▶ _Given entries_:
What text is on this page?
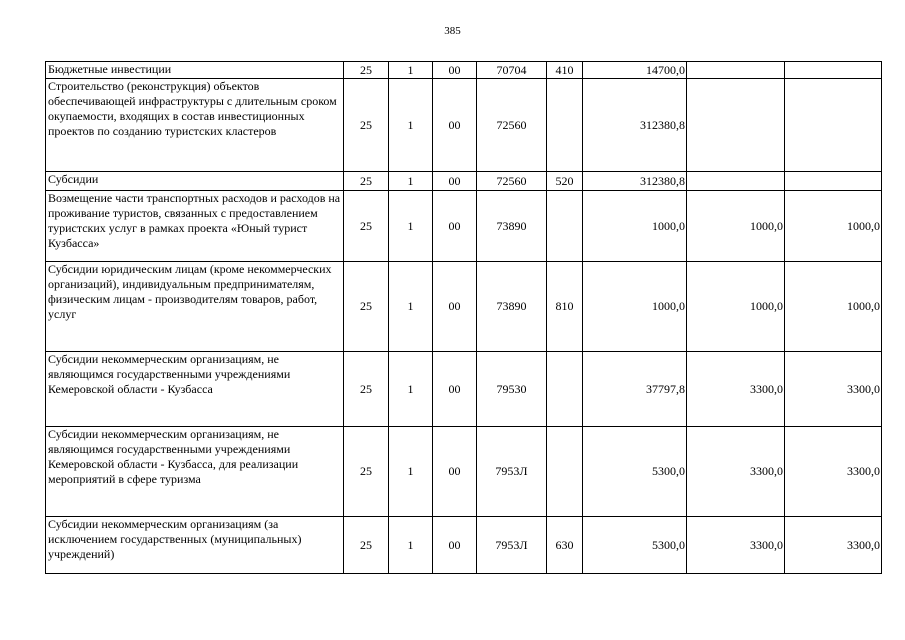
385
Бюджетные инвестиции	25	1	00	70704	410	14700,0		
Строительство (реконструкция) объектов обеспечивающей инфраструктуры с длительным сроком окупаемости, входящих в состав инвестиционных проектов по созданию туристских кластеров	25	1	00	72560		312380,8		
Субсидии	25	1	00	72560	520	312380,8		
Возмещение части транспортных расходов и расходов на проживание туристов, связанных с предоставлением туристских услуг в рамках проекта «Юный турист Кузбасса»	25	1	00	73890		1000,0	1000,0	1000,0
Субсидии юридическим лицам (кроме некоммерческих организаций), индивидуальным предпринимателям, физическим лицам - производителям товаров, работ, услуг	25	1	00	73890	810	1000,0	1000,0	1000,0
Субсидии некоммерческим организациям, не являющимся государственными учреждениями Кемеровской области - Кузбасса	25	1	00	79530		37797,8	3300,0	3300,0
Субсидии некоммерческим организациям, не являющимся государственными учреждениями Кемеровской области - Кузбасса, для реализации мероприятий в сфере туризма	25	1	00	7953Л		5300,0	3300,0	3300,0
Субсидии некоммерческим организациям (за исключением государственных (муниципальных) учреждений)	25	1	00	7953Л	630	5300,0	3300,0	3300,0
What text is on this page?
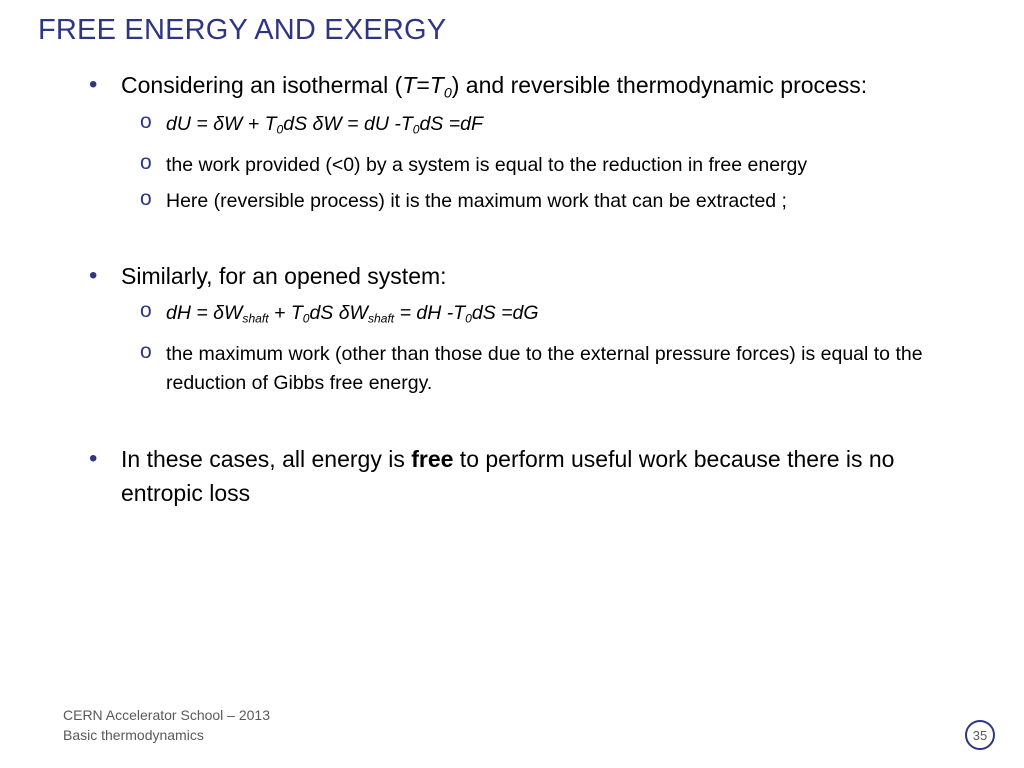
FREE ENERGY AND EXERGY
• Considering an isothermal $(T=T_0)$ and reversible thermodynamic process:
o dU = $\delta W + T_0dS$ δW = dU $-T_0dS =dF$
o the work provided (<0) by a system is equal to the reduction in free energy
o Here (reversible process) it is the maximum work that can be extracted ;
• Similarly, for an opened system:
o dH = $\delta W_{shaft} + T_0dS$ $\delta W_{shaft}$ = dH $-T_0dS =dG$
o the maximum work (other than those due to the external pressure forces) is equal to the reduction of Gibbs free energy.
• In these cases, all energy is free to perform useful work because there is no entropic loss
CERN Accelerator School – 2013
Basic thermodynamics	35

---

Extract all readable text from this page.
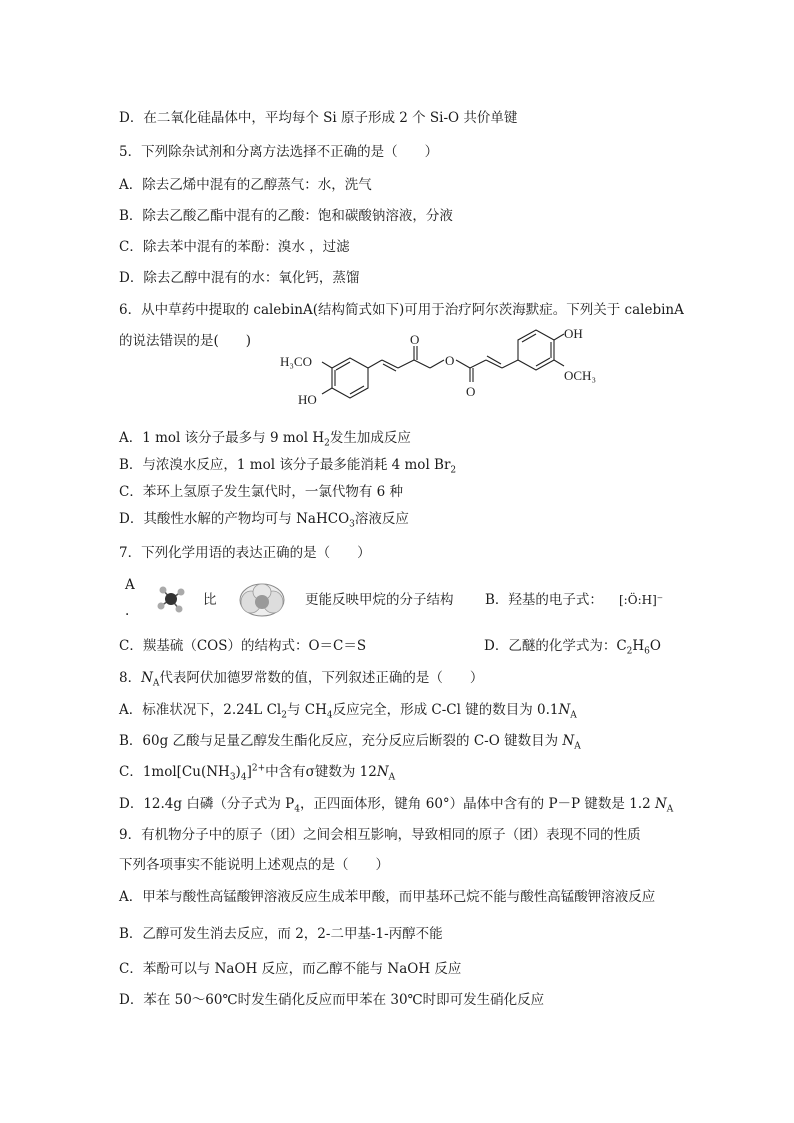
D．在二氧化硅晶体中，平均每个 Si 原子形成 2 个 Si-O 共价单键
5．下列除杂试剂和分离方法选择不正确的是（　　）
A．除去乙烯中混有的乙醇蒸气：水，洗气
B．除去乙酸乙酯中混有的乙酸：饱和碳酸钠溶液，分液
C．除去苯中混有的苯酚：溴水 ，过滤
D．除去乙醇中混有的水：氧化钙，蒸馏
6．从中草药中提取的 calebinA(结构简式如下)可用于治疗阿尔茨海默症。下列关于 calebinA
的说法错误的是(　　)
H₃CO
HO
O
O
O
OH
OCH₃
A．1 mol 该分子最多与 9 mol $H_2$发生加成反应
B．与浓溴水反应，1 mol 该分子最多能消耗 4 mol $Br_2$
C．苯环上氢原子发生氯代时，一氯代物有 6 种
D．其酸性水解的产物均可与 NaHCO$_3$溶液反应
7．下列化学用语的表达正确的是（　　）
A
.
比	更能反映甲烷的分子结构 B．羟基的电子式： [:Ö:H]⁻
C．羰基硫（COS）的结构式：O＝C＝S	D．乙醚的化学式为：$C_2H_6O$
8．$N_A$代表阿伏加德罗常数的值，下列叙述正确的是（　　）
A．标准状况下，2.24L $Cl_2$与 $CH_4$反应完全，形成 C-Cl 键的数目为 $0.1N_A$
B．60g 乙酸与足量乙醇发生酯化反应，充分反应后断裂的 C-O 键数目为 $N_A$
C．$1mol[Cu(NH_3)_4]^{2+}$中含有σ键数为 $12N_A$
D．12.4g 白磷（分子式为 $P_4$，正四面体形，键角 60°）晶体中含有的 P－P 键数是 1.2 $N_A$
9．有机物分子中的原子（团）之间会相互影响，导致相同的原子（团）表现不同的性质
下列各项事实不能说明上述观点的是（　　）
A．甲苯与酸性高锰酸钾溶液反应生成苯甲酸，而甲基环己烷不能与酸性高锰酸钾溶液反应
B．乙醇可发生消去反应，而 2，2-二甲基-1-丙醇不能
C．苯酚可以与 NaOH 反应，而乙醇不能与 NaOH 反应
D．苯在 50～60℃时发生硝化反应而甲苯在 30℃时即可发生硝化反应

* * *

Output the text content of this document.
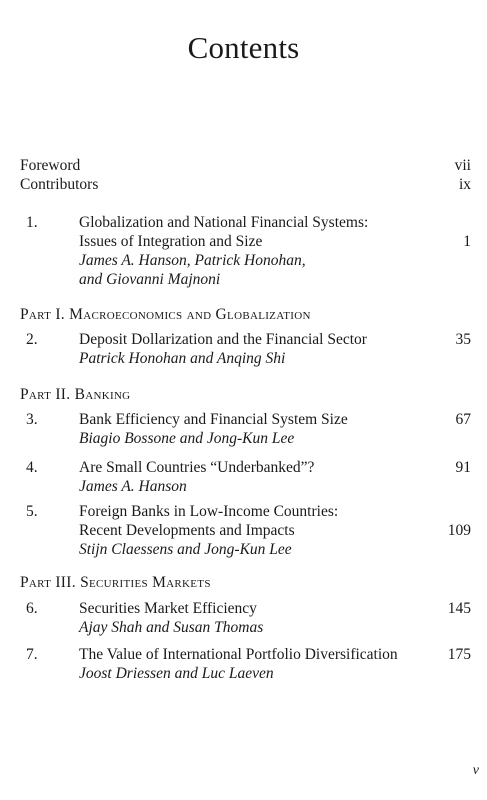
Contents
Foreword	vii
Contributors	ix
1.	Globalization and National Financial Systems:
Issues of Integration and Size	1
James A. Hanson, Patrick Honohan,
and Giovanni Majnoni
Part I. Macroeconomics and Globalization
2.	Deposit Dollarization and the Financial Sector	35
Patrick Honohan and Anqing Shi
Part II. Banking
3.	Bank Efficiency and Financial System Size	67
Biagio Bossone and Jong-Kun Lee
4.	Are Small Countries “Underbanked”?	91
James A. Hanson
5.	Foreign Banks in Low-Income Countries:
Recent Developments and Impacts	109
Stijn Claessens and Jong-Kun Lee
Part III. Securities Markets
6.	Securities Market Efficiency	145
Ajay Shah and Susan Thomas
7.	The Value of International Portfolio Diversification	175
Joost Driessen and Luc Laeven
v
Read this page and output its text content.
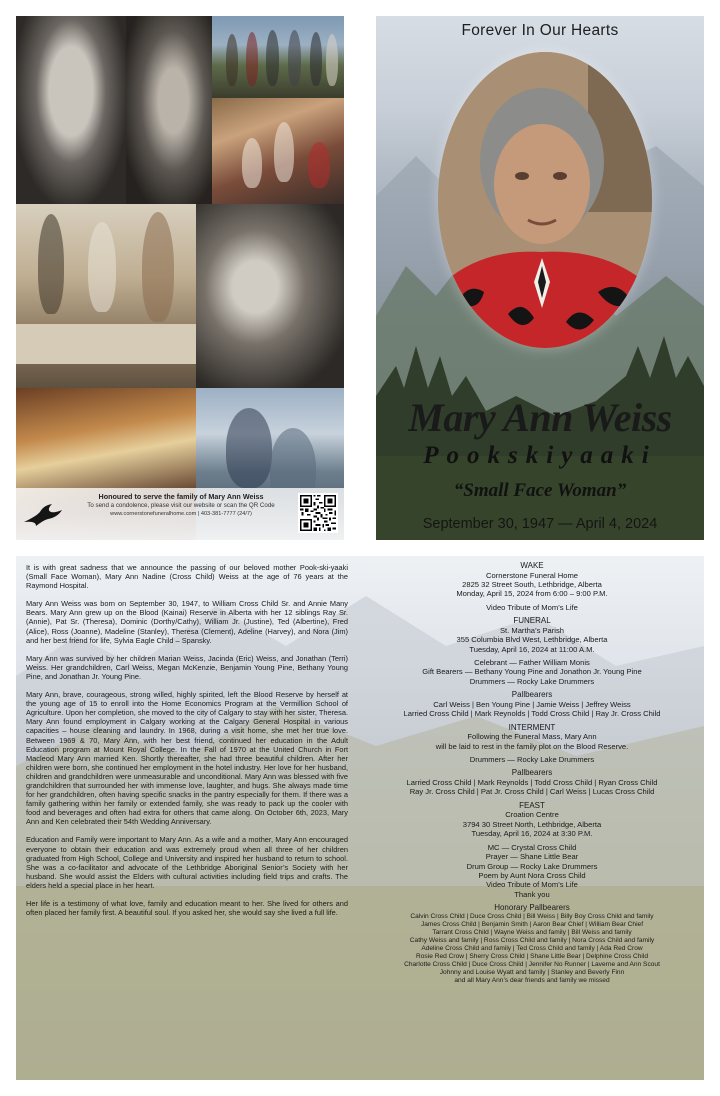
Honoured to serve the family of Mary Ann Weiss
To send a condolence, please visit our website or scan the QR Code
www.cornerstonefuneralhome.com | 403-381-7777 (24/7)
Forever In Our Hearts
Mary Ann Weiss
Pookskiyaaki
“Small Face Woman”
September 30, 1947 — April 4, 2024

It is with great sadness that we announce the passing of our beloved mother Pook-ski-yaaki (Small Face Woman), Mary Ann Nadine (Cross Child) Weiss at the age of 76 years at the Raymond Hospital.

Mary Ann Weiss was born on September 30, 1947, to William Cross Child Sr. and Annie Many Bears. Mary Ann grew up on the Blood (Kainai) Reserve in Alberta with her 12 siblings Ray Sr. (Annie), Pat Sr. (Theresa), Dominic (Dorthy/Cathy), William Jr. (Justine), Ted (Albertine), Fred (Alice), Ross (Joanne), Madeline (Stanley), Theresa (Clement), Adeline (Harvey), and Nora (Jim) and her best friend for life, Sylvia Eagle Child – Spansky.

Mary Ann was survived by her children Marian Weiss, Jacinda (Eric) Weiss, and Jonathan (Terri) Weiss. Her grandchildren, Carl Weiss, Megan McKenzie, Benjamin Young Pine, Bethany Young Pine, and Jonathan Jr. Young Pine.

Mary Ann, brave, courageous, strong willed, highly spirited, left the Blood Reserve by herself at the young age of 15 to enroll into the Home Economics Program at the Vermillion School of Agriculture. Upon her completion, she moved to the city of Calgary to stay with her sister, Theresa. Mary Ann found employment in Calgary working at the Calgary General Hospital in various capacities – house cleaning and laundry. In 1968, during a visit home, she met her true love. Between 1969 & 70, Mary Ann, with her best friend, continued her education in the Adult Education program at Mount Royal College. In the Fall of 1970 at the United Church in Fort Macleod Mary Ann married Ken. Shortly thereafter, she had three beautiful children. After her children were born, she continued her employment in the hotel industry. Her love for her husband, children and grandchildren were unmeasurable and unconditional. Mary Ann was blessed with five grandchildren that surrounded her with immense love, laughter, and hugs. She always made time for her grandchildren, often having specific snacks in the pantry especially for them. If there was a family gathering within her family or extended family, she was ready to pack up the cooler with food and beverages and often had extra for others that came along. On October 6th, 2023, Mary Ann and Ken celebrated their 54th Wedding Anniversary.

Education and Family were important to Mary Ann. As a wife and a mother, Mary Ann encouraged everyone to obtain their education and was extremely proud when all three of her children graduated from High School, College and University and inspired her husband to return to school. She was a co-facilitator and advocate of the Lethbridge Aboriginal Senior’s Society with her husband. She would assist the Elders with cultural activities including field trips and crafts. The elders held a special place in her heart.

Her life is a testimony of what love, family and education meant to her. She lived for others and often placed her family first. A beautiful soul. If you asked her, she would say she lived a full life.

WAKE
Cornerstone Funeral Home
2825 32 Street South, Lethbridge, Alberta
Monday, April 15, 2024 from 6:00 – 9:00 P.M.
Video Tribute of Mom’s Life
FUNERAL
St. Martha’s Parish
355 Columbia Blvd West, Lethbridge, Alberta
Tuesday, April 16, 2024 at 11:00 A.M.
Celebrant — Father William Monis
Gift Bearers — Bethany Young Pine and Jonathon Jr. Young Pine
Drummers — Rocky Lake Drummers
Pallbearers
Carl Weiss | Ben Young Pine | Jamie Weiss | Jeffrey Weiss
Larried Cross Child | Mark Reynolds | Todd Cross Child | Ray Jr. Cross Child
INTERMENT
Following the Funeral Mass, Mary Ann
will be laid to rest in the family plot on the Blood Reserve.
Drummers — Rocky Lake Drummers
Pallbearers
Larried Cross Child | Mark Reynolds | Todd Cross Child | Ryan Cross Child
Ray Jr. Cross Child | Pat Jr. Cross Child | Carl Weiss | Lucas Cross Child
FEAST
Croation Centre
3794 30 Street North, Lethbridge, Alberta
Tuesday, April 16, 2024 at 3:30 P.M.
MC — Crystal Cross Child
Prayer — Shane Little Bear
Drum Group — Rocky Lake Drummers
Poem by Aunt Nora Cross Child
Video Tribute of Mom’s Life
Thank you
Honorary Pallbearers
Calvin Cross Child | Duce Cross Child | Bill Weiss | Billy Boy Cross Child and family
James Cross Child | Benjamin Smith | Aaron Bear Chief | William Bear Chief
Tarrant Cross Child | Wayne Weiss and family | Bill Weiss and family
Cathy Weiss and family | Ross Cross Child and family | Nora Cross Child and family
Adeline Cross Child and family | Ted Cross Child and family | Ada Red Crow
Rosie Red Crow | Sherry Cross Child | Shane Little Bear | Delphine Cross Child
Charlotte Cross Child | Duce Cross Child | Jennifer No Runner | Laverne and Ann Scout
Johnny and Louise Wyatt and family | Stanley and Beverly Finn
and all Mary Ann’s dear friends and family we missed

▶ _Exercise goal_:
Copy each line containing the word "услуг" from the data.

▶ _Exercise response_:
Возмещение части транспортных расходов и расходов на проживание туристов, связанных с предоставлением туристских услуг в рамках проекта «Юный турист Кузбасса»	25	1	00	73890		1000,0	1000,0	1000,0
Субсидии юридическим лицам (кроме некоммерческих организаций), индивидуальным предпринимателям, физическим лицам - производителям товаров, работ, услуг	25	1	00	73890	810	1000,0	1000,0	1000,0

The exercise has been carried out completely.